ENUNCIADO —
Prosigue el texto sobre el romanticismo que figura más abajo, retomándolo justo después de su última oración.

TEXTO SELECCIONADO —
========================================================================

El
romanticismo es la cultura de la revolución, de las revoluciones, más bien: la
política, que demuele el Antiguo Régimen, un orden social basado en lazos de
sangre y de servicio, y da lugar a las nuevas formas de estados liberales de
derecho, y la revolución industrial, que transforma la ecología y la economía
humanas, dando lugar a las nuevas formas de identidad que son las clases
sociales. Debemos al romanticismo la idea de que la armonía nunca puede darse
entre los polos de lo colectivo y lo individual sin una mediación. Esta
mediación que es la cultura se constituye en el medio en que los
individuos son formados (Bildung) y en el medio por el que son
formados. Gracias a esta mediación, el carácter de las personas se integra en
una sociedad cuyo espíritu (Geist) expresa a la vez una identidad diferenciada
y un proyecto universal.

========================================================================

DATOS PROPORCIONADOS —
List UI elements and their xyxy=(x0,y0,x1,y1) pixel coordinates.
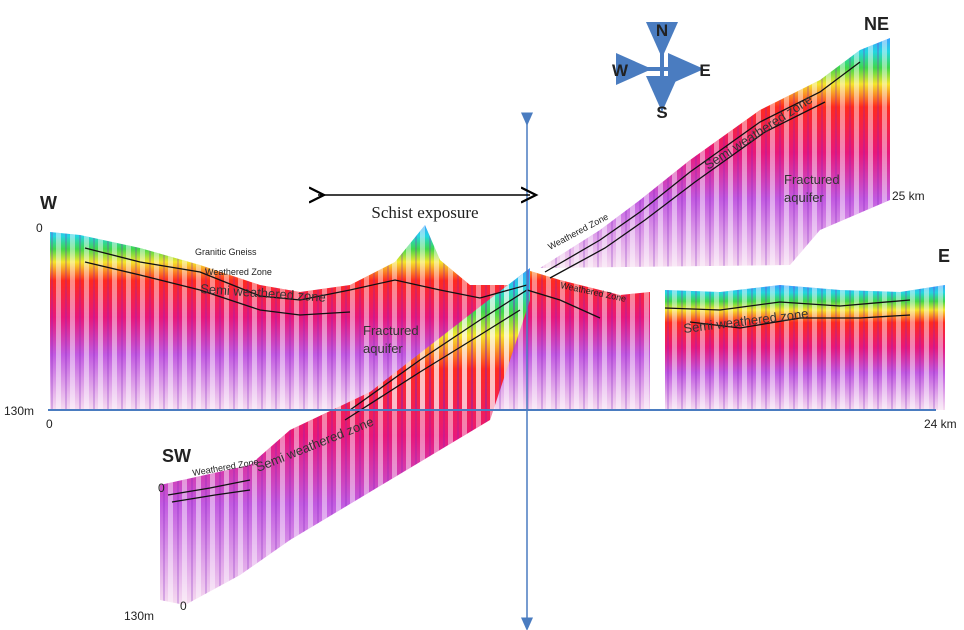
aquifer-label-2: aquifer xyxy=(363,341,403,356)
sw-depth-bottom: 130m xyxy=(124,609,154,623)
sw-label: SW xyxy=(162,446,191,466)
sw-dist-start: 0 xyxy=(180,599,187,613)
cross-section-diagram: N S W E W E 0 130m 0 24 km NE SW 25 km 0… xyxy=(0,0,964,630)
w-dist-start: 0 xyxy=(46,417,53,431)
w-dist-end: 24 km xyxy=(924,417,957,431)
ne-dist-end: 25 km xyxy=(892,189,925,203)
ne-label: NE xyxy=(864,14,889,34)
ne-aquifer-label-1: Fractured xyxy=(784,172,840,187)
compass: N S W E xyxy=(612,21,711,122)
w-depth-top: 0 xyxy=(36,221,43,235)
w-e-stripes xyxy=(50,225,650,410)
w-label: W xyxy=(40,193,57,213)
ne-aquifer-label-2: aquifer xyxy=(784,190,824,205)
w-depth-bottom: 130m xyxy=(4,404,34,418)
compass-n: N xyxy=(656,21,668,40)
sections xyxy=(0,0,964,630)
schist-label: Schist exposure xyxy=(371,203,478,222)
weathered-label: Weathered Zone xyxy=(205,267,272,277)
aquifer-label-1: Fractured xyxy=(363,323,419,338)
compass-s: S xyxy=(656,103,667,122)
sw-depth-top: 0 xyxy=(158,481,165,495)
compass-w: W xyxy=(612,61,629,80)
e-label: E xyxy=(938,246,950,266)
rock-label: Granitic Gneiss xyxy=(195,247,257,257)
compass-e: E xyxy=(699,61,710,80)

========================================================================

RESPUESTA AL ENUNCIADO —
La
doble construcción cultural de los estados e individuos que es la formación (lo
que da forma) tanto al individuo como a la sociedad y el estado tiene su motor
más activo en la epistemología considerada como proyecto político: el individuo
debe aprender a auto-conocerse y autodeterminar su vida en el marco de la
sociedad; la sociedad debe desarrollar el medio epistémico y educativo que haga
posible la formación de individuos que la reproduzcan como identidad a la vez
política y cultural. Esta convergencia de lo personal y lo colectivo permite
que los individuos sean reconocidos como personas miembros de la comunidad y
como ciudadanos parte del estado. Los dos procesos de formación convergentes
determinan el carácter tanto personal como colectivo, es decir, las identidades
individuales y sociales. Así, la cultura, en cuyo núcleo está la economía de
los conocimientos junto a los mitos y rituales, es el andamio de la
arquitectónica sociopolítica es la gran invención del romanticismo como promesa
de armonía y orden. Sus contradicciones y límites fueron y son los nuestros.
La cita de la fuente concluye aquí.